── Extrait de page ──
Syndicat national de l'édition

Discours de Vincent Montagne à l’occasion du cocktail du BIEF et du SNE – Francfort – 19 octobre 2022

« Monsieur le Président du BIEF, cher Antoine,

Madame la Présidente du Centre national du livre, chère Régine,

Chers collègues, chers amis,

C’est une joie toujours renouvelée de se retrouver ainsi à l’occasion du traditionnel cocktail des éditeurs français à Francfort. Merci d’être si nombreux à partager ce moment avec nous.

La Foire internationale du livre de Francfort est une occasion privilégiée d’échanger avec les professionnels du livre du monde entier eux pour découvrir la vitalité, la richesse et l’innovation de nos productions éditoriales réciproques.

L’enjeu est aussi politique :  à travers les livres, les auteurs, nos langues respectives, il s’agit bien faire voyager et dialoguer nos cultures par-delà les frontières.

Ecrire, publier, diffuser, traduire, et faire ainsi circuler les mots et les idées, c’est défendre le droit à la culture. Et c’est notre devoir.

 « Tout ce qui travaille à la culture travaille aussi contre la guerre ».

  • Cette phrase de Sigmund Freud prend une résonance bien particulière aujourd’hui : Alors que la guerre est aux portes de l’Europe, en Ukraine, à 1500 kilomètres d’ici.
  • Alors que chaque jour, des auteurs, des éditeurs, des journalistes sont victimes de persécutions, emprisonnés, torturés, assassinés pour oser dire, écrire, publier.
  • Alors que le harcèlement et les appels à interdire des livres montent en puissance aussi dans les pays du Nord et notamment aux Etats-Unis…

Il faut encourager et saluer plus que jamais toutes les actions qui contribuent à résister à cette montée de la violence et à ces coups de boutoir contre la liberté de penser et de s’exprimer, contre la liberté, tout court, et contre la vie humaine.
───
### Exercices
a) D'après le discours de Vincent Montagne, à quelle distance de Francfort se trouve la guerre en Ukraine ?
b) Indiquez si chacune de ces affirmations s'accorde avec le discours de Vincent Montagne : (i) la phrase « Tout ce qui travaille à la culture travaille aussi contre la guerre » y est attribuée à Sigmund Freud ; (ii) le discours a été prononcé le 19 octobre 2022 ; (iii) les appels à interdire des livres reculent aux États-Unis.
c) Poursuivez le discours de Vincent Montagne à Francfort à partir de sa dernière phrase.
── Données fournies ──
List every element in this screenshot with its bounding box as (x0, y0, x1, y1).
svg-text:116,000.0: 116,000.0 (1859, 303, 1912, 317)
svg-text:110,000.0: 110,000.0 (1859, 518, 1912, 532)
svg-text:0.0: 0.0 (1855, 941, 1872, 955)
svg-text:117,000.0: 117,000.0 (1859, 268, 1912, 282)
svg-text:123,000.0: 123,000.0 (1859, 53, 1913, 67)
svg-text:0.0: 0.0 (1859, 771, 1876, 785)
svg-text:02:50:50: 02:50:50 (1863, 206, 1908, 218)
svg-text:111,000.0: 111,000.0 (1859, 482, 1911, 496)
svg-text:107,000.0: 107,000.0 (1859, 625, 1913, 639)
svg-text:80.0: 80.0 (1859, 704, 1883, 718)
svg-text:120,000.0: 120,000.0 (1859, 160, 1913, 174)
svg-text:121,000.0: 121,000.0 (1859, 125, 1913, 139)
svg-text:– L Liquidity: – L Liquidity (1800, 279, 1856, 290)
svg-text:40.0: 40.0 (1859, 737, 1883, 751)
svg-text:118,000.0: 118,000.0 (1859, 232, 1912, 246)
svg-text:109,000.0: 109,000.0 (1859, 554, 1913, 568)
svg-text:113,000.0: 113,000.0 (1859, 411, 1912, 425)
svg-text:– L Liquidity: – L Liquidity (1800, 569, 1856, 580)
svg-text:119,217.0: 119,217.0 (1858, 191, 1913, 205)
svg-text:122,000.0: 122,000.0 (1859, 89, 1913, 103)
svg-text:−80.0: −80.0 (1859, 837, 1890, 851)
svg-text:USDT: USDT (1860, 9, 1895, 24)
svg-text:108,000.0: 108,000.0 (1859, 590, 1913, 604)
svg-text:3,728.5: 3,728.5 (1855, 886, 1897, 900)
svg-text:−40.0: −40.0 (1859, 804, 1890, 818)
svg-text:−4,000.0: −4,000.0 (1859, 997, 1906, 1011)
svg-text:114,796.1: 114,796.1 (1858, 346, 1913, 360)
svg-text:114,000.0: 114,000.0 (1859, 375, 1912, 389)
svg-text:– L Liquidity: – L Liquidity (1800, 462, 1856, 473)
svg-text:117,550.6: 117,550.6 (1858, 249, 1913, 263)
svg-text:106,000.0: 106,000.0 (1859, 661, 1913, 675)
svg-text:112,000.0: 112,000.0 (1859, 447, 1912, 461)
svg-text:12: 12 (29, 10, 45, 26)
───
### Réponses
a) À 1500 kilomètres.

b)
(i) Oui : « Cette phrase de Sigmund Freud ».
(ii) Oui : « Francfort – 19 octobre 2022 ».
(iii) Non : « les appels à interdire des livres montent en puissance aussi dans les pays du Nord et notamment aux Etats-Unis ».

c)
Je pense ici au travail de l’Union Internationale des éditeurs, dont le SNE est un membre actif, qui vient de décerner à la maison d’édition thaïlandaise Same Sky Publishing, le prix Voltaire qui chaque année récompense l’engagement d’un professionnel de l’édition pour la défense de la liberté d’expression.

Je veux saluer également le travail du World Expression Forum, lancé à l’initiative de nos amis norvégiens et dont le SNE est devenu membre cette année. Ce forum nourrit l’ambition de promouvoir et de renforcer la liberté d’expression dans le monde : une agora commune pour toutes celles et ceux qui sont convaincus, comme nous, que cette liberté, et celle de publier, sont l’un des fondements de toute société démocratique.

Saluer enfin les initiatives de la Fédération des éditeurs européens, qui grâce à l’énergie de Anne Bergman, a notamment lancé une campagne de levées de fonds, en solidarité avec nos confrères ukrainiens : une campagne qui a d’ores et déjà permis de recueillir plus de 50 000 euros destinés à distribuer des livres aux enfants réfugiés ukrainiens. Les dons sont toujours bienvenus.

Je vous invite à venir nombreux écouter le message que le Président ukrainien, Volodymyr Zelensky, a souhaité délivrer à l’attention des éditeurs du monde entier, et qui sera diffusé demain à 12h30 lors du rendez-vous de la FEE.

 

Travailler à la Culture, comme le dit Freud, c’est pour ce qui nous concerne, publier, faire traduire, diffuser des livres ! 

Et dans ce contexte inédit de sortie de crise sanitaire mondiale, force est de constater que l’édition a bien résisté.

J’ai eu l’occasion de le dire, l’année 2021 a été une année totalement hors norme pour l’édition française : 486 millions de livres vendus, en croissance de 15,3% par rapport à 2020. Un chiffre d’affaires des éditeurs français en augmentation de 12,4% ; 17% même hors livres scolaires !

A l’international, l’activité des maisons d’édition françaises a été également extrêmement dynamique : en hausse de 17% par rapport à 2020, près de 17 000 titres ont été cédés. L’édition jeunesse et la Bande dessinée représentent presque 60% du total des contrats de cessions.

Tout ceci est rendu possible grâce au travail des services culturels et chargés du livre dans les ambassades à l’étranger, de l’Institut Français, du CNL et bien sûr du BIEF, de son Président, Antoine Gallimard et de son directeur général, Nicolas Roche, associé à celui de toutes ses équipes.

Tout ceci est également rendu possible grâce au formidable travail des responsables des achats et des cessions de droit dans nos maisons. Un travail dans l’ombre souvent, mais ô combien indispensable.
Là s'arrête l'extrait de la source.